** Exercise brief **
Find the lines that contain the word "Magic" and copy each one.

####################

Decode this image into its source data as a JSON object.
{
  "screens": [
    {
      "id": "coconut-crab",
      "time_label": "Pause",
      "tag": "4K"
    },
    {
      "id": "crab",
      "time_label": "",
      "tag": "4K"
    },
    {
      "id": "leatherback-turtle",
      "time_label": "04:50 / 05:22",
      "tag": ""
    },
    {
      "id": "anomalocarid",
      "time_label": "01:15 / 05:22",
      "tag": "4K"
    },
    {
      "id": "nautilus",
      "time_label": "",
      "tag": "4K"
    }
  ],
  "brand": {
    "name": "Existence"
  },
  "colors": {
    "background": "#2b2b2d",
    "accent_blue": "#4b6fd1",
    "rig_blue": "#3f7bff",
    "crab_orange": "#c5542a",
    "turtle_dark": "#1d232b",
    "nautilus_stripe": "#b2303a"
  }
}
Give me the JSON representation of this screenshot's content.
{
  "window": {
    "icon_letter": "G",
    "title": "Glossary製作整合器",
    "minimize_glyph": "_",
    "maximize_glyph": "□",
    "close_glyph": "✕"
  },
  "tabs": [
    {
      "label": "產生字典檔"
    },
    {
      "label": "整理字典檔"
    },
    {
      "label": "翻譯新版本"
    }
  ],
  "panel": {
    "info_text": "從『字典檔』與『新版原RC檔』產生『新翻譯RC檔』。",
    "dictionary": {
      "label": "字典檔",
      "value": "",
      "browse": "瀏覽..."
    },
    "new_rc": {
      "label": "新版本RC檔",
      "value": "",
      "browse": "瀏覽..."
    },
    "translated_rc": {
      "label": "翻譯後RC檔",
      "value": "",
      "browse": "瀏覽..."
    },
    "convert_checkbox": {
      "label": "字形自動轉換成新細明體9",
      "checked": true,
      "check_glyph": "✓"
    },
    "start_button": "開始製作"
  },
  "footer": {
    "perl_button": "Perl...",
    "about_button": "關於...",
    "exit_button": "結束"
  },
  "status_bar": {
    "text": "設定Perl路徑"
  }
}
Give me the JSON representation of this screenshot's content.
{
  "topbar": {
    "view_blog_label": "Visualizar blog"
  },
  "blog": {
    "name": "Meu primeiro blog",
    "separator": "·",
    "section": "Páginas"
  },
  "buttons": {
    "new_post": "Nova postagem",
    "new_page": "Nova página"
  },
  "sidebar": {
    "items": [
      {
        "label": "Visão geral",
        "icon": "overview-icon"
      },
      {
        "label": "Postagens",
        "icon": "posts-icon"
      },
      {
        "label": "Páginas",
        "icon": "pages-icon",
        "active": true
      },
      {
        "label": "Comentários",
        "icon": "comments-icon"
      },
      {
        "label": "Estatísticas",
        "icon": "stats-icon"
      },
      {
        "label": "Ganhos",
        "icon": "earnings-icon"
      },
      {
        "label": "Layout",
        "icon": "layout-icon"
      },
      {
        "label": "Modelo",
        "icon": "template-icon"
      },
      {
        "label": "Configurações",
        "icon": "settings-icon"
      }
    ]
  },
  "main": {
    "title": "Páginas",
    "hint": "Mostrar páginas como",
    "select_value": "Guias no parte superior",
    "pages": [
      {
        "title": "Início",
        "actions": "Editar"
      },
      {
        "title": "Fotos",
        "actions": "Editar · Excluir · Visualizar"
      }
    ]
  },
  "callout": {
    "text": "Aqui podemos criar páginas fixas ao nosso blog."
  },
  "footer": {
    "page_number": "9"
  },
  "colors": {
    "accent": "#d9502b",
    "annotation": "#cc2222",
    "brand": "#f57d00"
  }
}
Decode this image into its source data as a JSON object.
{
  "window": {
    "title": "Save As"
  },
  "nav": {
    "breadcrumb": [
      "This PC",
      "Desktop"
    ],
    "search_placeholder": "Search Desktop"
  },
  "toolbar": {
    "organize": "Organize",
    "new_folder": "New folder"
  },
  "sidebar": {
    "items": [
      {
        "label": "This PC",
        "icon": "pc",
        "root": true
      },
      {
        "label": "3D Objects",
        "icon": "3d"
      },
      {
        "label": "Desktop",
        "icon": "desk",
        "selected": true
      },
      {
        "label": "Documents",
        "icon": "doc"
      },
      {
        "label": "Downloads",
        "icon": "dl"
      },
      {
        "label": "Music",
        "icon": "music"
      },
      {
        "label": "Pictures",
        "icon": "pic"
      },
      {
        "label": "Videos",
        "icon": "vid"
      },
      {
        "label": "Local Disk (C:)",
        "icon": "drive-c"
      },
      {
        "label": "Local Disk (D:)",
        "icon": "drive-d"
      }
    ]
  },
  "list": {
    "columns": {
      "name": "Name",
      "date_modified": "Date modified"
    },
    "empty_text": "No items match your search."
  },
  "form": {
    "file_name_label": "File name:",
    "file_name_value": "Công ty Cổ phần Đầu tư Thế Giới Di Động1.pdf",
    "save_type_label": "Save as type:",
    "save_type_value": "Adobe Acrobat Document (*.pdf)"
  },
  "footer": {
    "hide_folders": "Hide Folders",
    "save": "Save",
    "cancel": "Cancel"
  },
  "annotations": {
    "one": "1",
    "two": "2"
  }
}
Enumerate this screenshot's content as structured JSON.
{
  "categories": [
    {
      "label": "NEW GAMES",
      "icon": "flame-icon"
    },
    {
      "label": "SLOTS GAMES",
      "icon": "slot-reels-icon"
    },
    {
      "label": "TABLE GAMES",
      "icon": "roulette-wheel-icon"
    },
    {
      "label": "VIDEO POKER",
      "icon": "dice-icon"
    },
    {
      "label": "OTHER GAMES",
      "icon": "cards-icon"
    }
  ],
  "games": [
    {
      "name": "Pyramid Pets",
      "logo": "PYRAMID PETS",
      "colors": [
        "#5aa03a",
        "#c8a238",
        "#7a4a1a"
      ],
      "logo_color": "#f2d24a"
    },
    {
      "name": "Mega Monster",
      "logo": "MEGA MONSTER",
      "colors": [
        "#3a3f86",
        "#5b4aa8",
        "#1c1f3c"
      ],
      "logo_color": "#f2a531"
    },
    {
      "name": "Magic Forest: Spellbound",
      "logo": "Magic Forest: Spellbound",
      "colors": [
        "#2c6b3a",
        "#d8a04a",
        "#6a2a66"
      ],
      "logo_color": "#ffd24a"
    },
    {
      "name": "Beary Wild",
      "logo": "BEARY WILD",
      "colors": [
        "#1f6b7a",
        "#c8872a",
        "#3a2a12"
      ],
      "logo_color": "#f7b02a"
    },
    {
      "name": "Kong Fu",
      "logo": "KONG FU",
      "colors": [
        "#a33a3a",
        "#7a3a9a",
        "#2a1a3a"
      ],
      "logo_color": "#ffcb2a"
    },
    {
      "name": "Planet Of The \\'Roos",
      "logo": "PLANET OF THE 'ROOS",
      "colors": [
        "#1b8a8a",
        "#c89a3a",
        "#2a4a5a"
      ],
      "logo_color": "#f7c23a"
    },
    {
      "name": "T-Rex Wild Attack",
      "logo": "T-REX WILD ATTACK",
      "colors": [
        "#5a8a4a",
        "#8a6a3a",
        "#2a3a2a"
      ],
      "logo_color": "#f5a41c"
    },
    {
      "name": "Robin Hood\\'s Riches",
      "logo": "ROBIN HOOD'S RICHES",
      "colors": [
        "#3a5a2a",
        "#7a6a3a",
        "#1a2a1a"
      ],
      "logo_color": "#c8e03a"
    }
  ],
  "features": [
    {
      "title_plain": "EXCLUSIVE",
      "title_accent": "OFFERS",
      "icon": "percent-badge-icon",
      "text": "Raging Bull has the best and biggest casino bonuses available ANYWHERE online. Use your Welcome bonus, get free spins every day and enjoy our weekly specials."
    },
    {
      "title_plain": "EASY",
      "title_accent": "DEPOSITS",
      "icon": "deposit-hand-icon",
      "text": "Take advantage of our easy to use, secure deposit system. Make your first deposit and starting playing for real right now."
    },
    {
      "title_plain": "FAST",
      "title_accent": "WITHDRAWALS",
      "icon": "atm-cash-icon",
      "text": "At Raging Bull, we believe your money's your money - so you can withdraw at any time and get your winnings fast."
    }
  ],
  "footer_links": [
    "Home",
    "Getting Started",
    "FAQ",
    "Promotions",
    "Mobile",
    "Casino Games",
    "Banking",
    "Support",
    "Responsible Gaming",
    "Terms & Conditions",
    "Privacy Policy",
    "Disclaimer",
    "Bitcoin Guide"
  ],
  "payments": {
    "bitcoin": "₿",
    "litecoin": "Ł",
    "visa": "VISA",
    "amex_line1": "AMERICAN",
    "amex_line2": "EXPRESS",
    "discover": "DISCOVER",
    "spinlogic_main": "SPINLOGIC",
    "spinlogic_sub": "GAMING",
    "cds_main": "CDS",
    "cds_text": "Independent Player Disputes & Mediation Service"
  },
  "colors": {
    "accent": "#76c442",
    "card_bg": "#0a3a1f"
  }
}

####################

** Result **
      "name": "Magic Forest: Spellbound",
      "logo": "Magic Forest: Spellbound",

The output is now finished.